• [DATA LISTING]:
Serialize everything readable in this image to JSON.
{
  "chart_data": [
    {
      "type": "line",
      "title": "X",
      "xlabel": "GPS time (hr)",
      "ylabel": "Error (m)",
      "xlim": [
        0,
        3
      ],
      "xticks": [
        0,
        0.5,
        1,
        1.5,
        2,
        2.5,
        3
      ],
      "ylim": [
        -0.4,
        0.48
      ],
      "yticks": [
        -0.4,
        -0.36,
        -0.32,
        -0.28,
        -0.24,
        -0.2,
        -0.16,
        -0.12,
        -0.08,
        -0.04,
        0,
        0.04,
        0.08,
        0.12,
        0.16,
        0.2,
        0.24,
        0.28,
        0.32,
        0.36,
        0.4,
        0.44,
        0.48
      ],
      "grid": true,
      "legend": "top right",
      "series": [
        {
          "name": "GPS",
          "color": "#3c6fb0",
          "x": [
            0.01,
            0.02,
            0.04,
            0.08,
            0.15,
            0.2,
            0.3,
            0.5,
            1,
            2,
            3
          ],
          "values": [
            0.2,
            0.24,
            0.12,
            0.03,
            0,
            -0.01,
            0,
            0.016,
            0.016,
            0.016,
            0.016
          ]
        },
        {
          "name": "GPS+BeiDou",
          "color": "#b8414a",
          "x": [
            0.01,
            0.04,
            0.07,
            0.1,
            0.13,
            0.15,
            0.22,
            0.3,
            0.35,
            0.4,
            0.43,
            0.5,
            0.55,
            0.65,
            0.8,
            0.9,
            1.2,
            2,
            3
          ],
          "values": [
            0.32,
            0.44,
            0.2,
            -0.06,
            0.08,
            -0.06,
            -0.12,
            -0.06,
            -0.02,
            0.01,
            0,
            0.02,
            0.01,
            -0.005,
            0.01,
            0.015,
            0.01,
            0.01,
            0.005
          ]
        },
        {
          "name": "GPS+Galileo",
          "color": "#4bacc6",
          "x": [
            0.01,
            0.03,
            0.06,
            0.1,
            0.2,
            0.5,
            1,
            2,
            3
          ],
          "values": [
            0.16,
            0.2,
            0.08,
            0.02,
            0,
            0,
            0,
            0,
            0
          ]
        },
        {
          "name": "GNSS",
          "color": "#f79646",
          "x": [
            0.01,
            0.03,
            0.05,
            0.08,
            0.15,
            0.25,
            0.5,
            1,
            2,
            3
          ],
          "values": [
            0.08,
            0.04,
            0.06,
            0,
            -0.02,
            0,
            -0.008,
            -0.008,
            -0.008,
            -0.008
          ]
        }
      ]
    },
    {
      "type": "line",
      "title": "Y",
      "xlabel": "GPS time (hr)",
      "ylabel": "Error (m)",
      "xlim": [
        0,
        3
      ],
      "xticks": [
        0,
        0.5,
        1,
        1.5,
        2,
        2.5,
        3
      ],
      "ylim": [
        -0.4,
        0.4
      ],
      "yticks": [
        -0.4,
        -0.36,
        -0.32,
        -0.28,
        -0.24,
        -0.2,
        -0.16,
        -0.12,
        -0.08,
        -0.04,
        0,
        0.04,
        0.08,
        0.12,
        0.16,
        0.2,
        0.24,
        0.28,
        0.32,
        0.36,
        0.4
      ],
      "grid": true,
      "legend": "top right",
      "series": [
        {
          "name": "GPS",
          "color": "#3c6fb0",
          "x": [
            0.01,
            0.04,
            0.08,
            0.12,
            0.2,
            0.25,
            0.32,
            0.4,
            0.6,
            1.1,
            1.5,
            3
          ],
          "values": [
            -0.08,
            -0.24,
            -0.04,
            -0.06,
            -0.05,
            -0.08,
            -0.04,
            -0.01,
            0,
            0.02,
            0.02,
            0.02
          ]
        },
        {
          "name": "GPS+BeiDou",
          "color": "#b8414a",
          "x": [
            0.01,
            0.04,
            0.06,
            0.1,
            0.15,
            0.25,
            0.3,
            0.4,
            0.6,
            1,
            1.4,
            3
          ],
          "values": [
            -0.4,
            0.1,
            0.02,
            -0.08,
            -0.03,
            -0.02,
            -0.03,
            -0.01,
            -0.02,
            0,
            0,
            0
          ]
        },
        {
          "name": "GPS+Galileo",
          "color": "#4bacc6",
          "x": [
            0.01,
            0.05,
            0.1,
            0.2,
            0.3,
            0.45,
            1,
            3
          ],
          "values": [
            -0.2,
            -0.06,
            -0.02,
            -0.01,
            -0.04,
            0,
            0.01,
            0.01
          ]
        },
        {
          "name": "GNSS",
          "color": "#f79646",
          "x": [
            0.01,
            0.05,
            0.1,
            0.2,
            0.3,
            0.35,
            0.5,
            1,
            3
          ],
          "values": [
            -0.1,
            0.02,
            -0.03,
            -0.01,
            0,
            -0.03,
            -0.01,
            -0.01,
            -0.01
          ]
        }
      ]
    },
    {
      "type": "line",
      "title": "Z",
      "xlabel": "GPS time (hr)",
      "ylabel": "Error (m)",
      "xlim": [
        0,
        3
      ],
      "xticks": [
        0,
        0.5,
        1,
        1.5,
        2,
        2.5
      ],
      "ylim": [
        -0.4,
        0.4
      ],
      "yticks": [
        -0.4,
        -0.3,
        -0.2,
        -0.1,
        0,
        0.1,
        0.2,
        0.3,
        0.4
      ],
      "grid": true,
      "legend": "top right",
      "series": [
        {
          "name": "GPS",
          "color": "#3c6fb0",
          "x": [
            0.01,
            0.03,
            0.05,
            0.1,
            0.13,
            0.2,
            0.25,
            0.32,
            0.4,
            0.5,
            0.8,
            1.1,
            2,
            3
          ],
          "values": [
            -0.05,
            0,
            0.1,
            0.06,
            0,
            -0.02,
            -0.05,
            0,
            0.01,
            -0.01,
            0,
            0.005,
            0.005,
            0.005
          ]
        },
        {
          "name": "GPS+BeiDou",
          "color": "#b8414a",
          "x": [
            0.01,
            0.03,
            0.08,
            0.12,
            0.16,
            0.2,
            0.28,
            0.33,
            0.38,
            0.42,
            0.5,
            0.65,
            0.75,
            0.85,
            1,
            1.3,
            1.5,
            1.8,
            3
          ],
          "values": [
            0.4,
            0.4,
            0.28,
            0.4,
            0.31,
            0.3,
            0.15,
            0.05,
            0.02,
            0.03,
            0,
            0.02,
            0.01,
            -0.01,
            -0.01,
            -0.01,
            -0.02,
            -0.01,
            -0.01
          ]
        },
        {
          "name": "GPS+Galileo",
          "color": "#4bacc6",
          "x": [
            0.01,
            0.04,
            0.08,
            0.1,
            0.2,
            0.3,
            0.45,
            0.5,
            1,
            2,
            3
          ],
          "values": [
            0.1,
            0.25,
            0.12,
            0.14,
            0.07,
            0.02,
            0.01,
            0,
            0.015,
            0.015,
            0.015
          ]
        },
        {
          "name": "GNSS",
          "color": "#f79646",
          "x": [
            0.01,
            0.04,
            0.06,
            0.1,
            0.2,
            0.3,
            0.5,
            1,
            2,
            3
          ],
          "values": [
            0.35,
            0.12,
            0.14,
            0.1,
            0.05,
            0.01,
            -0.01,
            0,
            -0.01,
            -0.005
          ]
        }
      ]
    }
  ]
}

• [PROBLEM DESCRIPTION]: Retype the listing. Match it exactly.

• [THE COMPLETED TASK]:
Serialize everything readable in this image to JSON.
{
  "chart_data": [
    {
      "type": "line",
      "title": "X",
      "xlabel": "GPS time (hr)",
      "ylabel": "Error (m)",
      "xlim": [
        0,
        3
      ],
      "xticks": [
        0,
        0.5,
        1,
        1.5,
        2,
        2.5,
        3
      ],
      "ylim": [
        -0.4,
        0.48
      ],
      "yticks": [
        -0.4,
        -0.36,
        -0.32,
        -0.28,
        -0.24,
        -0.2,
        -0.16,
        -0.12,
        -0.08,
        -0.04,
        0,
        0.04,
        0.08,
        0.12,
        0.16,
        0.2,
        0.24,
        0.28,
        0.32,
        0.36,
        0.4,
        0.44,
        0.48
      ],
      "grid": true,
      "legend": "top right",
      "series": [
        {
          "name": "GPS",
          "color": "#3c6fb0",
          "x": [
            0.01,
            0.02,
            0.04,
            0.08,
            0.15,
            0.2,
            0.3,
            0.5,
            1,
            2,
            3
          ],
          "values": [
            0.2,
            0.24,
            0.12,
            0.03,
            0,
            -0.01,
            0,
            0.016,
            0.016,
            0.016,
            0.016
          ]
        },
        {
          "name": "GPS+BeiDou",
          "color": "#b8414a",
          "x": [
            0.01,
            0.04,
            0.07,
            0.1,
            0.13,
            0.15,
            0.22,
            0.3,
            0.35,
            0.4,
            0.43,
            0.5,
            0.55,
            0.65,
            0.8,
            0.9,
            1.2,
            2,
            3
          ],
          "values": [
            0.32,
            0.44,
            0.2,
            -0.06,
            0.08,
            -0.06,
            -0.12,
            -0.06,
            -0.02,
            0.01,
            0,
            0.02,
            0.01,
            -0.005,
            0.01,
            0.015,
            0.01,
            0.01,
            0.005
          ]
        },
        {
          "name": "GPS+Galileo",
          "color": "#4bacc6",
          "x": [
            0.01,
            0.03,
            0.06,
            0.1,
            0.2,
            0.5,
            1,
            2,
            3
          ],
          "values": [
            0.16,
            0.2,
            0.08,
            0.02,
            0,
            0,
            0,
            0,
            0
          ]
        },
        {
          "name": "GNSS",
          "color": "#f79646",
          "x": [
            0.01,
            0.03,
            0.05,
            0.08,
            0.15,
            0.25,
            0.5,
            1,
            2,
            3
          ],
          "values": [
            0.08,
            0.04,
            0.06,
            0,
            -0.02,
            0,
            -0.008,
            -0.008,
            -0.008,
            -0.008
          ]
        }
      ]
    },
    {
      "type": "line",
      "title": "Y",
      "xlabel": "GPS time (hr)",
      "ylabel": "Error (m)",
      "xlim": [
        0,
        3
      ],
      "xticks": [
        0,
        0.5,
        1,
        1.5,
        2,
        2.5,
        3
      ],
      "ylim": [
        -0.4,
        0.4
      ],
      "yticks": [
        -0.4,
        -0.36,
        -0.32,
        -0.28,
        -0.24,
        -0.2,
        -0.16,
        -0.12,
        -0.08,
        -0.04,
        0,
        0.04,
        0.08,
        0.12,
        0.16,
        0.2,
        0.24,
        0.28,
        0.32,
        0.36,
        0.4
      ],
      "grid": true,
      "legend": "top right",
      "series": [
        {
          "name": "GPS",
          "color": "#3c6fb0",
          "x": [
            0.01,
            0.04,
            0.08,
            0.12,
            0.2,
            0.25,
            0.32,
            0.4,
            0.6,
            1.1,
            1.5,
            3
          ],
          "values": [
            -0.08,
            -0.24,
            -0.04,
            -0.06,
            -0.05,
            -0.08,
            -0.04,
            -0.01,
            0,
            0.02,
            0.02,
            0.02
          ]
        },
        {
          "name": "GPS+BeiDou",
          "color": "#b8414a",
          "x": [
            0.01,
            0.04,
            0.06,
            0.1,
            0.15,
            0.25,
            0.3,
            0.4,
            0.6,
            1,
            1.4,
            3
          ],
          "values": [
            -0.4,
            0.1,
            0.02,
            -0.08,
            -0.03,
            -0.02,
            -0.03,
            -0.01,
            -0.02,
            0,
            0,
            0
          ]
        },
        {
          "name": "GPS+Galileo",
          "color": "#4bacc6",
          "x": [
            0.01,
            0.05,
            0.1,
            0.2,
            0.3,
            0.45,
            1,
            3
          ],
          "values": [
            -0.2,
            -0.06,
            -0.02,
            -0.01,
            -0.04,
            0,
            0.01,
            0.01
          ]
        },
        {
          "name": "GNSS",
          "color": "#f79646",
          "x": [
            0.01,
            0.05,
            0.1,
            0.2,
            0.3,
            0.35,
            0.5,
            1,
            3
          ],
          "values": [
            -0.1,
            0.02,
            -0.03,
            -0.01,
            0,
            -0.03,
            -0.01,
            -0.01,
            -0.01
          ]
        }
      ]
    },
    {
      "type": "line",
      "title": "Z",
      "xlabel": "GPS time (hr)",
      "ylabel": "Error (m)",
      "xlim": [
        0,
        3
      ],
      "xticks": [
        0,
        0.5,
        1,
        1.5,
        2,
        2.5
      ],
      "ylim": [
        -0.4,
        0.4
      ],
      "yticks": [
        -0.4,
        -0.3,
        -0.2,
        -0.1,
        0,
        0.1,
        0.2,
        0.3,
        0.4
      ],
      "grid": true,
      "legend": "top right",
      "series": [
        {
          "name": "GPS",
          "color": "#3c6fb0",
          "x": [
            0.01,
            0.03,
            0.05,
            0.1,
            0.13,
            0.2,
            0.25,
            0.32,
            0.4,
            0.5,
            0.8,
            1.1,
            2,
            3
          ],
          "values": [
            -0.05,
            0,
            0.1,
            0.06,
            0,
            -0.02,
            -0.05,
            0,
            0.01,
            -0.01,
            0,
            0.005,
            0.005,
            0.005
          ]
        },
        {
          "name": "GPS+BeiDou",
          "color": "#b8414a",
          "x": [
            0.01,
            0.03,
            0.08,
            0.12,
            0.16,
            0.2,
            0.28,
            0.33,
            0.38,
            0.42,
            0.5,
            0.65,
            0.75,
            0.85,
            1,
            1.3,
            1.5,
            1.8,
            3
          ],
          "values": [
            0.4,
            0.4,
            0.28,
            0.4,
            0.31,
            0.3,
            0.15,
            0.05,
            0.02,
            0.03,
            0,
            0.02,
            0.01,
            -0.01,
            -0.01,
            -0.01,
            -0.02,
            -0.01,
            -0.01
          ]
        },
        {
          "name": "GPS+Galileo",
          "color": "#4bacc6",
          "x": [
            0.01,
            0.04,
            0.08,
            0.1,
            0.2,
            0.3,
            0.45,
            0.5,
            1,
            2,
            3
          ],
          "values": [
            0.1,
            0.25,
            0.12,
            0.14,
            0.07,
            0.02,
            0.01,
            0,
            0.015,
            0.015,
            0.015
          ]
        },
        {
          "name": "GNSS",
          "color": "#f79646",
          "x": [
            0.01,
            0.04,
            0.06,
            0.1,
            0.2,
            0.3,
            0.5,
            1,
            2,
            3
          ],
          "values": [
            0.35,
            0.12,
            0.14,
            0.1,
            0.05,
            0.01,
            -0.01,
            0,
            -0.01,
            -0.005
          ]
        }
      ]
    }
  ]
}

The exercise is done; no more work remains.